Job => Copy out each line that mentions the word "Nicola".

****************

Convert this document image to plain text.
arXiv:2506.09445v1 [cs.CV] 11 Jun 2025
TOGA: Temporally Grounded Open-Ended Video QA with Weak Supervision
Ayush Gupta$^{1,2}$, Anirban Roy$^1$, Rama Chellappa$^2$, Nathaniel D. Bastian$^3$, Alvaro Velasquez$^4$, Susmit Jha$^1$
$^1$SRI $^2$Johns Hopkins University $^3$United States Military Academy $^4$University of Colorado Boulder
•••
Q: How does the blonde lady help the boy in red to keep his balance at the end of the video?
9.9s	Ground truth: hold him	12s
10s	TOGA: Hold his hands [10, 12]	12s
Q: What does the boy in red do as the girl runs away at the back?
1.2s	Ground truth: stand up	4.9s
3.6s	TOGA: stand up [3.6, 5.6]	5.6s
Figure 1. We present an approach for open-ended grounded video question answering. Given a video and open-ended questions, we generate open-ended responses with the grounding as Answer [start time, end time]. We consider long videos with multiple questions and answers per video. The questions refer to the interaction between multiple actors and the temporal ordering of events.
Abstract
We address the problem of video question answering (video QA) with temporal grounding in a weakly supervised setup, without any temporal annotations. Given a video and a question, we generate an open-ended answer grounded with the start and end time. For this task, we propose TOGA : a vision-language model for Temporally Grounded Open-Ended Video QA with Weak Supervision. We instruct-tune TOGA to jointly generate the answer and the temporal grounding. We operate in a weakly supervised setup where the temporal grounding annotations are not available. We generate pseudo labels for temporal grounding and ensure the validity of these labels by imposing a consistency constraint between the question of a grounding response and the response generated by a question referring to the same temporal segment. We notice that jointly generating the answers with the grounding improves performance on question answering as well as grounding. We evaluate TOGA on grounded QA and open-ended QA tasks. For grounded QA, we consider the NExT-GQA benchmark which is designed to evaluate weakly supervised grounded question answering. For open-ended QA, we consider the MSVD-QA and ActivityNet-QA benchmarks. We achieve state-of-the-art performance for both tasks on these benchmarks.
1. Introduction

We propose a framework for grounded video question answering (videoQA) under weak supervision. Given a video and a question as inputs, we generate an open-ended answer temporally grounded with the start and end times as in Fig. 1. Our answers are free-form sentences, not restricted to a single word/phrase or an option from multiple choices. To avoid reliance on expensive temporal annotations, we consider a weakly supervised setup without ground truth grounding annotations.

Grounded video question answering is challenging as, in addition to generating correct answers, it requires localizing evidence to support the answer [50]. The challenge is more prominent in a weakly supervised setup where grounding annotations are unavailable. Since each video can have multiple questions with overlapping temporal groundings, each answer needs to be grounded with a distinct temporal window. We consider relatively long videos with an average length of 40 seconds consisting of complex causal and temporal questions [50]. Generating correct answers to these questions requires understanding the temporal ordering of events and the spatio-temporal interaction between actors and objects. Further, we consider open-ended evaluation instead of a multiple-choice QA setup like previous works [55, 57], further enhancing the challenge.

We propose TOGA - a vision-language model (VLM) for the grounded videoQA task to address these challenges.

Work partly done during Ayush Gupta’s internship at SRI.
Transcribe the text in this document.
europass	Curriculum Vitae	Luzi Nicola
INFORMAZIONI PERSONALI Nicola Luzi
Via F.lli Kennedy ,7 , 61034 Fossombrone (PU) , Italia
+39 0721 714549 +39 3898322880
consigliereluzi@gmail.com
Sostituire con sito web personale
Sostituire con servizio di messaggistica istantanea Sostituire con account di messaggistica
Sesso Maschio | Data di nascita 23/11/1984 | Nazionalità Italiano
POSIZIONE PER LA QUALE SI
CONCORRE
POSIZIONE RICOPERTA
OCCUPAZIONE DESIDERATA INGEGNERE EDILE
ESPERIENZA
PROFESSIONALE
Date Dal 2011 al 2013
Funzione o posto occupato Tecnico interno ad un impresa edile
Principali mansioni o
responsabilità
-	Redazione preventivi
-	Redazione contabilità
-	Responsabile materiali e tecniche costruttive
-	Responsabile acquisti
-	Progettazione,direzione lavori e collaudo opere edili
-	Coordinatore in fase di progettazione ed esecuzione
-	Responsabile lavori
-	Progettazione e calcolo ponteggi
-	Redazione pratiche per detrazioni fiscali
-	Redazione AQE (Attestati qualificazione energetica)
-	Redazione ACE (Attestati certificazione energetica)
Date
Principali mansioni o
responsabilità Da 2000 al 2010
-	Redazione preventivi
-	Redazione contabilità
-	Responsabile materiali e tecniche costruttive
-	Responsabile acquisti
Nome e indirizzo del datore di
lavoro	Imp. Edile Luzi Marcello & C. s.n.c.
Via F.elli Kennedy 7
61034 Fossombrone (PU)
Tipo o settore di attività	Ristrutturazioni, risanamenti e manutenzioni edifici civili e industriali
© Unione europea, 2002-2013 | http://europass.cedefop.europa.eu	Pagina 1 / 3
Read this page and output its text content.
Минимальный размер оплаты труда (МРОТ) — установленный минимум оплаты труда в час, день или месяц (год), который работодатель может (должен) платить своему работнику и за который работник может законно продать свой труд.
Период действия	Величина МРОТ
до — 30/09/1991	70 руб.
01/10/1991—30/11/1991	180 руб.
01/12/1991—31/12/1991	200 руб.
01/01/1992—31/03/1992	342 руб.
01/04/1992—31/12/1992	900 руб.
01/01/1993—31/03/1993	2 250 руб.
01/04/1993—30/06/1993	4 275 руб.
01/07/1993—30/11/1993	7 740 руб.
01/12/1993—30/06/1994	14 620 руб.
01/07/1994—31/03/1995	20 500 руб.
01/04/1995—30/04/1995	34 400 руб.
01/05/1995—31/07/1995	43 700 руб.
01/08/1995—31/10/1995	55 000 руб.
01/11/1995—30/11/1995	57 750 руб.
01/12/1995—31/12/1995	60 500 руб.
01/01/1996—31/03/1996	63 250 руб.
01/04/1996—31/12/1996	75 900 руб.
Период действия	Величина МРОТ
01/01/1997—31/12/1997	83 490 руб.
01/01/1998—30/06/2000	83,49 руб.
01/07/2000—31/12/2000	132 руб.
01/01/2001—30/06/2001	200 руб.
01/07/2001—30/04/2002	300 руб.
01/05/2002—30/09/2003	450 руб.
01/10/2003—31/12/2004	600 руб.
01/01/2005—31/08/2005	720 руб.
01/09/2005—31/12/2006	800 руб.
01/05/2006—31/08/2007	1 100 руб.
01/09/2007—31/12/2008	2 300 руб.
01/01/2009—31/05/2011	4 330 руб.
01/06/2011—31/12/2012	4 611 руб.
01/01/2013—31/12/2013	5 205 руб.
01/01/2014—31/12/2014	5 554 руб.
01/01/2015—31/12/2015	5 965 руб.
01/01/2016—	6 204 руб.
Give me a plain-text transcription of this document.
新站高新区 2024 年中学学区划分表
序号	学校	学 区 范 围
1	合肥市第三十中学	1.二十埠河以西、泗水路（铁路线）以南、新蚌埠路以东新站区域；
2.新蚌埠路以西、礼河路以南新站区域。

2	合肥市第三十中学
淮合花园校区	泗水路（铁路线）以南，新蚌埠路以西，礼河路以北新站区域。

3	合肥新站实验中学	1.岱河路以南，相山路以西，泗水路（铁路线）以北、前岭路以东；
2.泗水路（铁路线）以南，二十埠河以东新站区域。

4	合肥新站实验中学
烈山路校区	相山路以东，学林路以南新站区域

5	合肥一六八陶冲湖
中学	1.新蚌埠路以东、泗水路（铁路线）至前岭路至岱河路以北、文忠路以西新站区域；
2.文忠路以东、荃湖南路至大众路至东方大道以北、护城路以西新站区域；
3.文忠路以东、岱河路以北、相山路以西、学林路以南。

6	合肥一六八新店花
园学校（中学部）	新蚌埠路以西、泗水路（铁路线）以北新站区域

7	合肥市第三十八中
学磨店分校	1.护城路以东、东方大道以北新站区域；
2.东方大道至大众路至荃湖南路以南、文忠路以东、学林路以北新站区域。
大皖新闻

****************

Reply to the task =>
europass	Curriculum Vitae	Luzi Nicola
INFORMAZIONI PERSONALI Nicola Luzi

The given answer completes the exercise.